[start]
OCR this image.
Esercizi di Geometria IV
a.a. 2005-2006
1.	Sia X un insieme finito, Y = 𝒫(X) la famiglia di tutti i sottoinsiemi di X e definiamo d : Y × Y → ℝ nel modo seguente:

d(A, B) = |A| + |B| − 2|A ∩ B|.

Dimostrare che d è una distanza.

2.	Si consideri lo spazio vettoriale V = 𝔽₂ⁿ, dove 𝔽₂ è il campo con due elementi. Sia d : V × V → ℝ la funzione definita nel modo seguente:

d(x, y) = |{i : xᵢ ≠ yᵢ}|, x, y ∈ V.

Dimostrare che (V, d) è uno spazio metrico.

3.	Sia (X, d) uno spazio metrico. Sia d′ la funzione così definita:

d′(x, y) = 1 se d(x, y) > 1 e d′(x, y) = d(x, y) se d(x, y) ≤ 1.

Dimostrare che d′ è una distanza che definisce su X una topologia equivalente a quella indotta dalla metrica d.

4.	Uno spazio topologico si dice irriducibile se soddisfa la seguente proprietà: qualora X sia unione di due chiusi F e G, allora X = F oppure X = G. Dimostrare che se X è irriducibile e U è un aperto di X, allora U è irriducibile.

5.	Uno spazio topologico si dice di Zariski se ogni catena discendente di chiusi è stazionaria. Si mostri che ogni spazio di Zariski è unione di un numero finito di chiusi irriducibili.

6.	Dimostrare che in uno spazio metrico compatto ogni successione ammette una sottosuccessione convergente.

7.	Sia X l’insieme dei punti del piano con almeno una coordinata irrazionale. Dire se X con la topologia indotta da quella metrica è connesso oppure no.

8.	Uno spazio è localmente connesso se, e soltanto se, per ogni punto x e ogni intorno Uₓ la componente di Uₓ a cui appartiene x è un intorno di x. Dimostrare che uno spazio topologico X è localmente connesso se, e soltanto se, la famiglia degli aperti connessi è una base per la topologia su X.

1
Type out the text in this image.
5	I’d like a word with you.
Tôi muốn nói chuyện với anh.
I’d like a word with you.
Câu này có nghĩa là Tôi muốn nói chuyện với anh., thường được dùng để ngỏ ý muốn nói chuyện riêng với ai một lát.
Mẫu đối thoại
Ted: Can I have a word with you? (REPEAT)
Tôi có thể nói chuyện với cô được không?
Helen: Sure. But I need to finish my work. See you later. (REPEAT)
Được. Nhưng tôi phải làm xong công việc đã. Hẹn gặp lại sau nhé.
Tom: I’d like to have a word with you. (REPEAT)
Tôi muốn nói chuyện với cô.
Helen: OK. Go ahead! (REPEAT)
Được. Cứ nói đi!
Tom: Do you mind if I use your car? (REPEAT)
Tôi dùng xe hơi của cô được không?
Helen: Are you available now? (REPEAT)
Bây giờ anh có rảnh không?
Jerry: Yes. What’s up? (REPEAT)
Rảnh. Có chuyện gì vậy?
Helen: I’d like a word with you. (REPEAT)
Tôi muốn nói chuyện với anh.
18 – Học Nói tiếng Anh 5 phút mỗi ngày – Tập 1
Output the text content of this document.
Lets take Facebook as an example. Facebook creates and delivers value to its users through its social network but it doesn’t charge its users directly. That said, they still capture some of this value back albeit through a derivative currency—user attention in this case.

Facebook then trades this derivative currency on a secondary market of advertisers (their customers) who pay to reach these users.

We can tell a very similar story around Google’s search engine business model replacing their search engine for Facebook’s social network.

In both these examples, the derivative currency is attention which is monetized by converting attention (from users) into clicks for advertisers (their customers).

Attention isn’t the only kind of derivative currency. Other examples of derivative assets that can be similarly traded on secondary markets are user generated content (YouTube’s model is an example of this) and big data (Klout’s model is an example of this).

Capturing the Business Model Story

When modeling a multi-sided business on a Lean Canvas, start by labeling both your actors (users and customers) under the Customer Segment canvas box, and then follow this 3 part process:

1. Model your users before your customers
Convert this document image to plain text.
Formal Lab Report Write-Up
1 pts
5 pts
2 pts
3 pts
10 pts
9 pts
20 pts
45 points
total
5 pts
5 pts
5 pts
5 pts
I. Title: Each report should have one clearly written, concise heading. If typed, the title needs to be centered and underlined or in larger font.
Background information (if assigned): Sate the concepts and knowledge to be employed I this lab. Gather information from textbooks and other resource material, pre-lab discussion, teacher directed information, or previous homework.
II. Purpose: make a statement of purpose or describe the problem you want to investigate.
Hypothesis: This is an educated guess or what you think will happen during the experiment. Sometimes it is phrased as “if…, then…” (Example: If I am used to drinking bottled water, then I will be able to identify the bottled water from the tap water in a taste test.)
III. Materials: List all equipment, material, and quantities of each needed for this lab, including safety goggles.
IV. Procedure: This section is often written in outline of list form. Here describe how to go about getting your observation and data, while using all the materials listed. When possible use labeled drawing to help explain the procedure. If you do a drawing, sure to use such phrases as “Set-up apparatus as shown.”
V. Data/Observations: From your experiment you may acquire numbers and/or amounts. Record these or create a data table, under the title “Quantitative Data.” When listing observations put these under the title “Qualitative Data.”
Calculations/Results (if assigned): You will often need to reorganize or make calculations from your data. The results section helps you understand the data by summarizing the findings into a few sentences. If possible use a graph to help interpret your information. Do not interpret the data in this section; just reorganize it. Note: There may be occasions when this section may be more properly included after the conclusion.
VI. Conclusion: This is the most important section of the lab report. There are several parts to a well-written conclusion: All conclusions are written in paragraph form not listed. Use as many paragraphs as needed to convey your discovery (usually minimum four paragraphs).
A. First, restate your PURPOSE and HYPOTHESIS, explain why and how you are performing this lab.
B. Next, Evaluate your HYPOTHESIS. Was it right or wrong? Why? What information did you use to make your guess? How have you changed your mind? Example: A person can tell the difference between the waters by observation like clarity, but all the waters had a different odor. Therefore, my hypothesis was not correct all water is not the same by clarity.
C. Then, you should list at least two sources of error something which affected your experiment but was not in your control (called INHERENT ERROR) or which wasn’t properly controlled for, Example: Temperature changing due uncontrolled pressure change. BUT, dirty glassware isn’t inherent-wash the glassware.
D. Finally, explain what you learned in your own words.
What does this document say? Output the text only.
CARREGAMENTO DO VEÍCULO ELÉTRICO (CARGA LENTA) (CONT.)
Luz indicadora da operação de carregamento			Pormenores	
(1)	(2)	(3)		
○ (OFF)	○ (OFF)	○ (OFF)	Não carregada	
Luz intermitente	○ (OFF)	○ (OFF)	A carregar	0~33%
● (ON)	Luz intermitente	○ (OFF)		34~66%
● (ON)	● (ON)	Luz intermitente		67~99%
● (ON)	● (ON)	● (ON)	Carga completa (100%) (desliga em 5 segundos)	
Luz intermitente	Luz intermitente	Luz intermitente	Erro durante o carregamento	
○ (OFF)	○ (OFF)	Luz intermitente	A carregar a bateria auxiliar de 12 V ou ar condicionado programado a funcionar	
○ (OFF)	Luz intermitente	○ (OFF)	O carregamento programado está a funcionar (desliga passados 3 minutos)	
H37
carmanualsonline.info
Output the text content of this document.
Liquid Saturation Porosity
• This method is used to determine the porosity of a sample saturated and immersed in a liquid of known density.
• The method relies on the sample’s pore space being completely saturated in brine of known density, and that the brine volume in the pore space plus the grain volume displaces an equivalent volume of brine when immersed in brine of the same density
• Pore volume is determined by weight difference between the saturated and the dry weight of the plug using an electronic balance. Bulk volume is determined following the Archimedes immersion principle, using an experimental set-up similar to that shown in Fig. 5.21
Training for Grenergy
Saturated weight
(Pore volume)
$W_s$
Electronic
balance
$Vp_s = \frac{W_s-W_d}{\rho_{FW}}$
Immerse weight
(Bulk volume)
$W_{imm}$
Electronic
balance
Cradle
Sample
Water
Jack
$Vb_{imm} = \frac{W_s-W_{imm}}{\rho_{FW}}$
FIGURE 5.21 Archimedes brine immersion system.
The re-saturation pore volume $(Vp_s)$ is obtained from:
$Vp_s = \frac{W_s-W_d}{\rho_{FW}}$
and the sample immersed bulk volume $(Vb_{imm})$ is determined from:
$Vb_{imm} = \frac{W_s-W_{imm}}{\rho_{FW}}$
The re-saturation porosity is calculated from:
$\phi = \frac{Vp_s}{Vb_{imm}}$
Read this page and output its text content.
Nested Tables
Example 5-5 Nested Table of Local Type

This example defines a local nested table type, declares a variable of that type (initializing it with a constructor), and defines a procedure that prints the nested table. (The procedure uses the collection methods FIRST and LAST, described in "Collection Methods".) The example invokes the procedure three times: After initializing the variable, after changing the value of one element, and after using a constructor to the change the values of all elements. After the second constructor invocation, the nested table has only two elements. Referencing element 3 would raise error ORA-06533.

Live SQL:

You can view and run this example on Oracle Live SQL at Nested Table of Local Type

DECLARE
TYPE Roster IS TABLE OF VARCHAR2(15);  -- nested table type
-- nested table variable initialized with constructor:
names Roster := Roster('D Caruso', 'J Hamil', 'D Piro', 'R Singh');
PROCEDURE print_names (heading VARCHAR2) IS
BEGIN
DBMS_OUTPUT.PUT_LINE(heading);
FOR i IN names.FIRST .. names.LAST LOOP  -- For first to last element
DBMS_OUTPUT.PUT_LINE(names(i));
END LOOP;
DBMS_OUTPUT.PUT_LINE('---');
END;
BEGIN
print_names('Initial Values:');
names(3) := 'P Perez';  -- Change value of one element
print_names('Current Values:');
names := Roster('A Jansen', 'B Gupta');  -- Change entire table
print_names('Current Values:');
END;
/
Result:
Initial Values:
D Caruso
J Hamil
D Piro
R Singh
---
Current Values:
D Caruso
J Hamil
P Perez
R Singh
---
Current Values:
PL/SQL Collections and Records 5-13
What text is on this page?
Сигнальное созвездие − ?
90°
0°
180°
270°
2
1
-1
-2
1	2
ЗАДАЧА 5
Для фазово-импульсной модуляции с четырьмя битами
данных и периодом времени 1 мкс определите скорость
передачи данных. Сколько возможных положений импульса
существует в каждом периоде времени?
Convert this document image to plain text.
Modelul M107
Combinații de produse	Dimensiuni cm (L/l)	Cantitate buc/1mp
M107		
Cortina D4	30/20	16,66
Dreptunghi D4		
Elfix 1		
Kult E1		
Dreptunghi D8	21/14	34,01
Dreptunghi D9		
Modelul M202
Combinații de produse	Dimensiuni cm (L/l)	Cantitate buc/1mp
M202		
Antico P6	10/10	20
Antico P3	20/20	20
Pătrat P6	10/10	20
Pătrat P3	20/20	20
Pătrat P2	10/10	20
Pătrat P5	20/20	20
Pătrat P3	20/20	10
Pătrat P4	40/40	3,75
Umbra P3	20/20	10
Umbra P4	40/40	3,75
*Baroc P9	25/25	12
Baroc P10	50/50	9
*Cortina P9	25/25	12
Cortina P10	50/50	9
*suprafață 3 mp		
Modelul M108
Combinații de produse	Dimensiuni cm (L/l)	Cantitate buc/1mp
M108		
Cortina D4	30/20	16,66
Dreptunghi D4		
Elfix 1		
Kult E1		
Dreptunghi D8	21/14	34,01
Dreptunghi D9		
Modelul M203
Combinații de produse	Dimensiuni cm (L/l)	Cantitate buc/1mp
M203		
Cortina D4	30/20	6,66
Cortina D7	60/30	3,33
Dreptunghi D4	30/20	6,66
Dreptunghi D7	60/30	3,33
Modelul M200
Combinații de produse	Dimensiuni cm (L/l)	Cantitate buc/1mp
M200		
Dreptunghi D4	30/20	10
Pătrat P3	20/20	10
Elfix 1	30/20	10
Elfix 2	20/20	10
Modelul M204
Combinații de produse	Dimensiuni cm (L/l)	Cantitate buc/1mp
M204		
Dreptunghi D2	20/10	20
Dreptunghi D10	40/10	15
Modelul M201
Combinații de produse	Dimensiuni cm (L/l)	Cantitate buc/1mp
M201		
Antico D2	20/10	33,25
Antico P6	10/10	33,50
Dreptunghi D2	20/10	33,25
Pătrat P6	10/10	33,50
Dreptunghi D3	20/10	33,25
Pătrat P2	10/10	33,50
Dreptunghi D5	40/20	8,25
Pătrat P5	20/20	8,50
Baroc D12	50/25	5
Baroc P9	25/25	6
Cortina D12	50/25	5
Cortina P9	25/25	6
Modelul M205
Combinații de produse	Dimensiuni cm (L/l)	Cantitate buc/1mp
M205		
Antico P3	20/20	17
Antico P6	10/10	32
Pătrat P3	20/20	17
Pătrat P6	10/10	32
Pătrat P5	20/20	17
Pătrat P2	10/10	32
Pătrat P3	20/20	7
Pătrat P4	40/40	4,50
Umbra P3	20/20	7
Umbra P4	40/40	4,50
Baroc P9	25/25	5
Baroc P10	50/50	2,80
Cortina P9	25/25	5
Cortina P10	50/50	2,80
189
[end]
Copy out every line of the data that includes the word "both".

**RESULT:**
In both these examples, the derivative currency is attention which is monetized by converting attention (from users) into clicks for advertisers (their customers).
When modeling a multi-sided business on a Lean Canvas, start by labeling both your actors (users and customers) under the Customer Segment canvas box, and then follow this 3 part process:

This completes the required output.